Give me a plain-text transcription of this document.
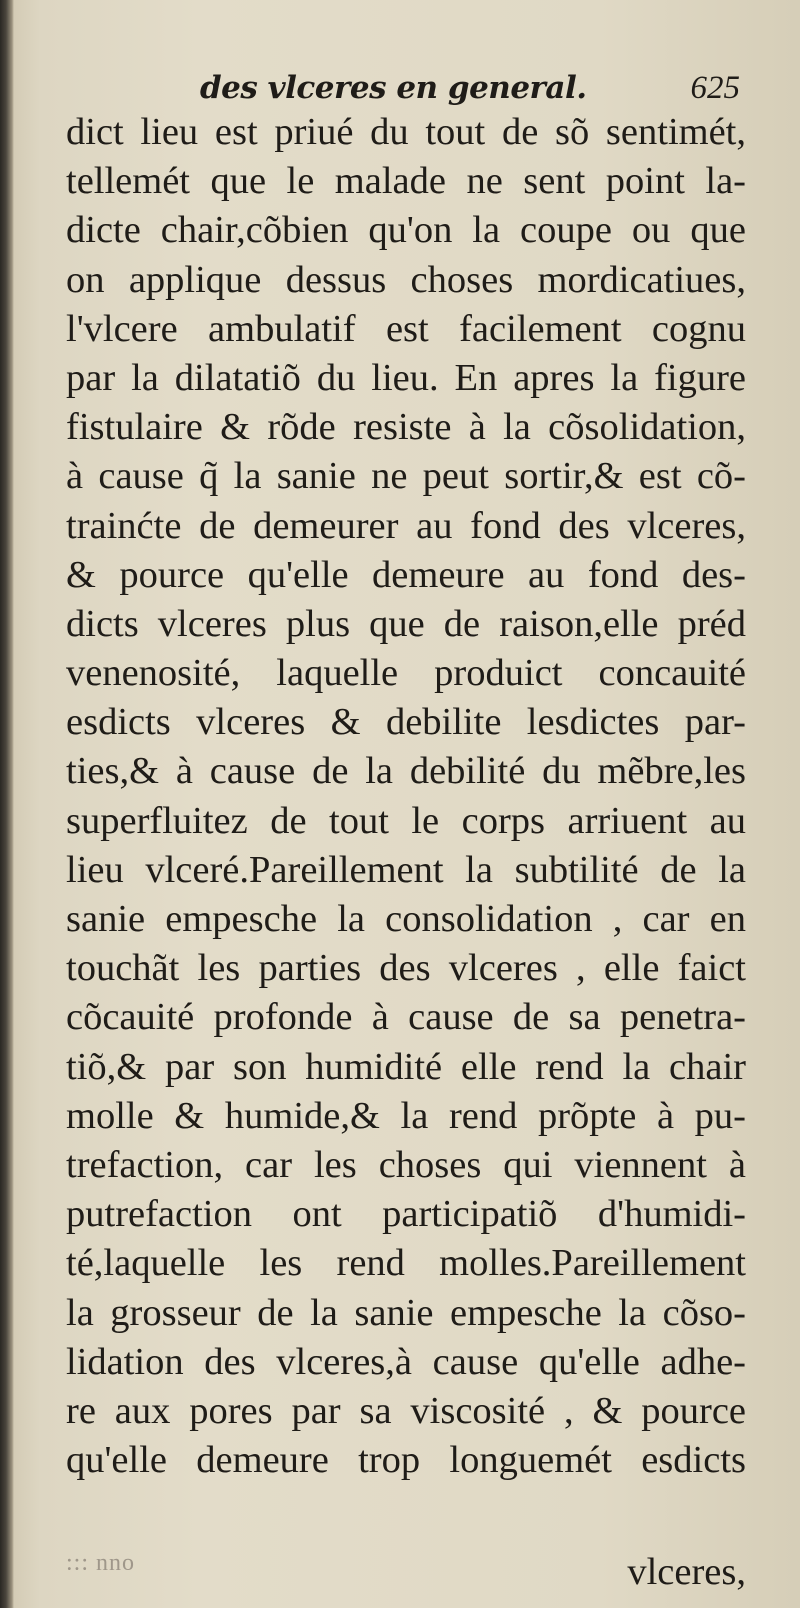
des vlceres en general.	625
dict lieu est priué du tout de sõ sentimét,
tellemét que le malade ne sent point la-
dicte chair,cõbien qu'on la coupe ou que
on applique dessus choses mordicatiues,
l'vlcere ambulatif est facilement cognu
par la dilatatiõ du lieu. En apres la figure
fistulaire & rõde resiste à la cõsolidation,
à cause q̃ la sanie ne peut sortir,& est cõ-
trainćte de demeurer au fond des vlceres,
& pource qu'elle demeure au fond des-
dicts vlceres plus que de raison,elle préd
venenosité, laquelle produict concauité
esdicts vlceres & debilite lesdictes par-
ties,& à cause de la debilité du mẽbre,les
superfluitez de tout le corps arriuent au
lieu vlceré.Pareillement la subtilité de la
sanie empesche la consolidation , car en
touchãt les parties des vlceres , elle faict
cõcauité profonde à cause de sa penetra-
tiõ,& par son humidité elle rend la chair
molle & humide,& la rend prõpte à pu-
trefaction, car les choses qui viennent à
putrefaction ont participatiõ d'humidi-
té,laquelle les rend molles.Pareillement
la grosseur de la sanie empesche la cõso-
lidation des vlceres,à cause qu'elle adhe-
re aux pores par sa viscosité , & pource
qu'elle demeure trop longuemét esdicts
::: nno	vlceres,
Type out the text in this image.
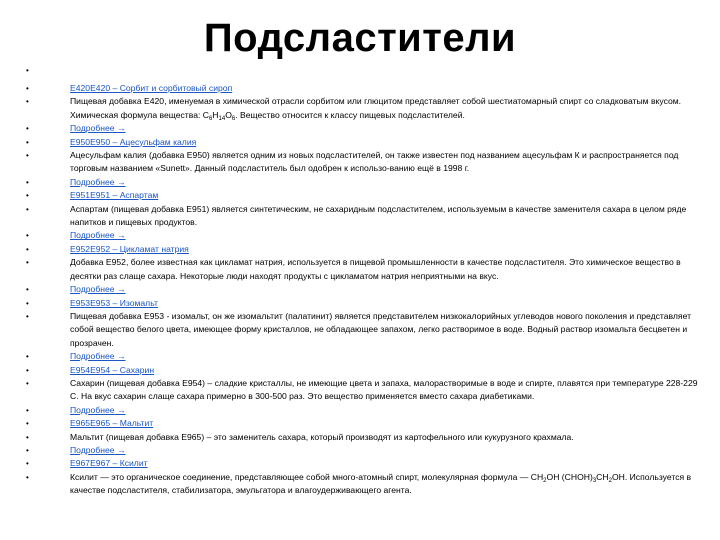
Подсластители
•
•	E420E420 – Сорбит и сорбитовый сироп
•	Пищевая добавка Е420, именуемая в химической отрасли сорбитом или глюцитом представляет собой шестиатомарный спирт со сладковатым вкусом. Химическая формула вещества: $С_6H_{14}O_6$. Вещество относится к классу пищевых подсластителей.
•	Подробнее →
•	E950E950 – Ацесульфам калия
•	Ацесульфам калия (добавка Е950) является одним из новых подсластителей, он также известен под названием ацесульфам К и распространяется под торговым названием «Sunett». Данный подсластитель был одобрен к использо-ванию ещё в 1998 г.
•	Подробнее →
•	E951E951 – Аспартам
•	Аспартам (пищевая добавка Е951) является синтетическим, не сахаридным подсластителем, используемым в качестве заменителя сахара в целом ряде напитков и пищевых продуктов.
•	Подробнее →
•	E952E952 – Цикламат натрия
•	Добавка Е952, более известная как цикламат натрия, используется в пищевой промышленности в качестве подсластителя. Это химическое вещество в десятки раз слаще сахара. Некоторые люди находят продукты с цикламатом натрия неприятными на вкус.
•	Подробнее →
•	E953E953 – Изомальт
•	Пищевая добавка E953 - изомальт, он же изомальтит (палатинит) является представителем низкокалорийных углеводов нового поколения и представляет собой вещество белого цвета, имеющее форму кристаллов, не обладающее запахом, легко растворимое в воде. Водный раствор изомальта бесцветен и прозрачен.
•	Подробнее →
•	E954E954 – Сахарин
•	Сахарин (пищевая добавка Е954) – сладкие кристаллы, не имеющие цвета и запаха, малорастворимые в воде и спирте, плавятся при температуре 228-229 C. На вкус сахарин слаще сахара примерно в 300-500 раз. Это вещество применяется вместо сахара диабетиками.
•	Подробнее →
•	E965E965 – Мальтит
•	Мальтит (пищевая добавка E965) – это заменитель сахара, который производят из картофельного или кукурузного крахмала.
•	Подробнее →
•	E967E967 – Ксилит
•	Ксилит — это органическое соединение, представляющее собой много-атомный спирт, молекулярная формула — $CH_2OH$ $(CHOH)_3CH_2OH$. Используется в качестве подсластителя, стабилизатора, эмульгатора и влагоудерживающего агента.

------

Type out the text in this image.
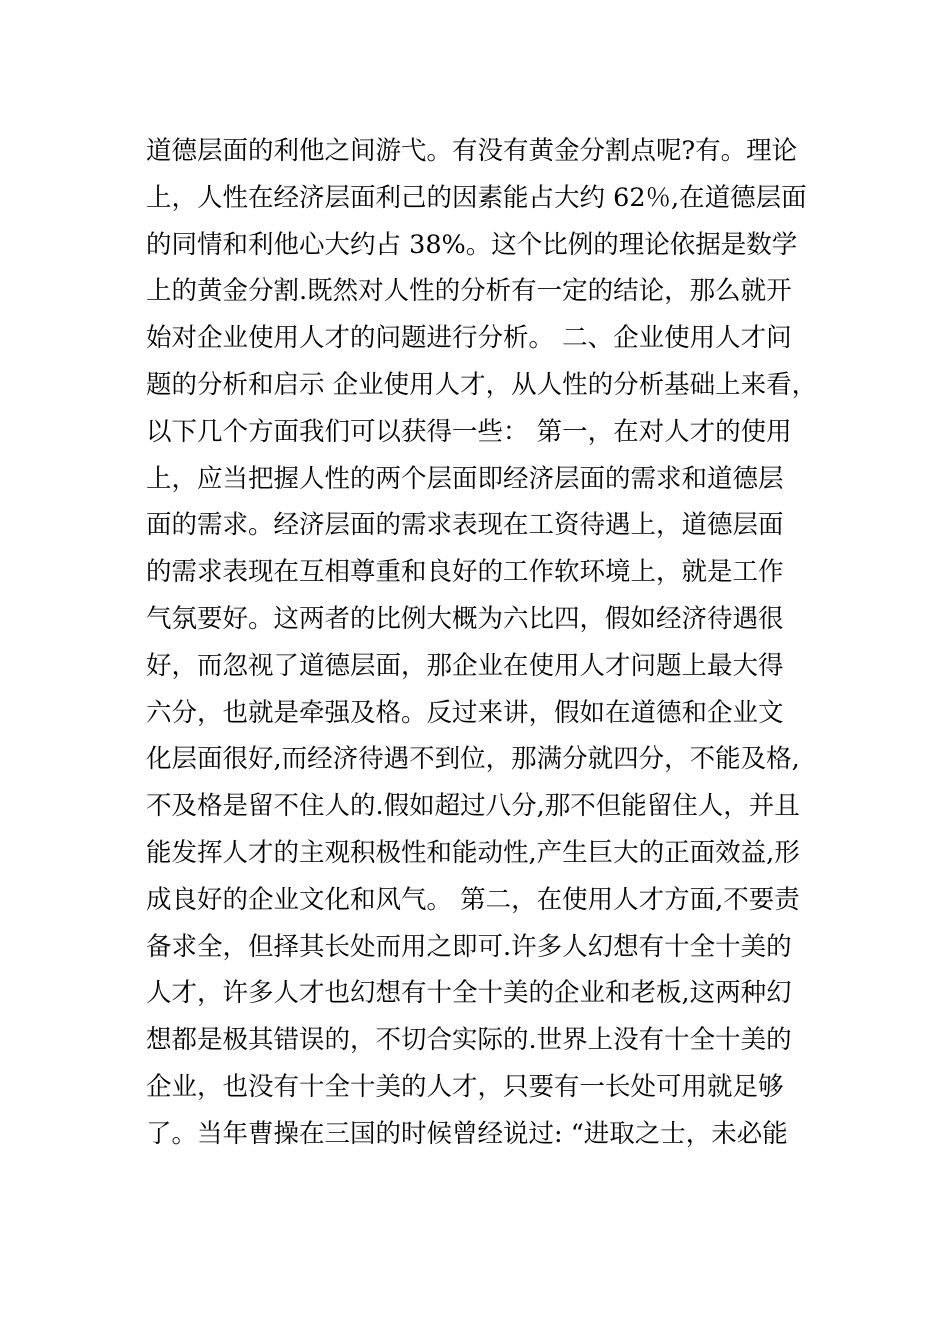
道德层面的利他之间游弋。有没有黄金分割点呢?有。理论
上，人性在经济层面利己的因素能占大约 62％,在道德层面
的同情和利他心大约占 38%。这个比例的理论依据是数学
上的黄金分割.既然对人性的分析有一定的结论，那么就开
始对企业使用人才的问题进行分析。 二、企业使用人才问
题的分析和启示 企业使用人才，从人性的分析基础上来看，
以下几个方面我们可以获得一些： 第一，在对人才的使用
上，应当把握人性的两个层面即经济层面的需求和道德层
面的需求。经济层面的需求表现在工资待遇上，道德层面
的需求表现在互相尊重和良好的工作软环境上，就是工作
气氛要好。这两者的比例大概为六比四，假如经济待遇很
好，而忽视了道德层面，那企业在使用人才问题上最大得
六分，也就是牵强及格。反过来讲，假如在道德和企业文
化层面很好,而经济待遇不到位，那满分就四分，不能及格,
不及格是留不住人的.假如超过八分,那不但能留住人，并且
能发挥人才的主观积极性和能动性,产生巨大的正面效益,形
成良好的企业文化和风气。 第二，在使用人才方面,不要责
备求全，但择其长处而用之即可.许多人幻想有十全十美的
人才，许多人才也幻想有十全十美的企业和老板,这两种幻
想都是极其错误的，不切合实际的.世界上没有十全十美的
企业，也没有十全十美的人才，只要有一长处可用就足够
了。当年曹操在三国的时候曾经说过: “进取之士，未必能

------

Look through the entries above; copy each line where the string "натрия" appears.

*Reply to the exercise*:
•	E952E952 – Цикламат натрия
•	Добавка Е952, более известная как цикламат натрия, используется в пищевой промышленности в качестве подсластителя. Это химическое вещество в десятки раз слаще сахара. Некоторые люди находят продукты с цикламатом натрия неприятными на вкус.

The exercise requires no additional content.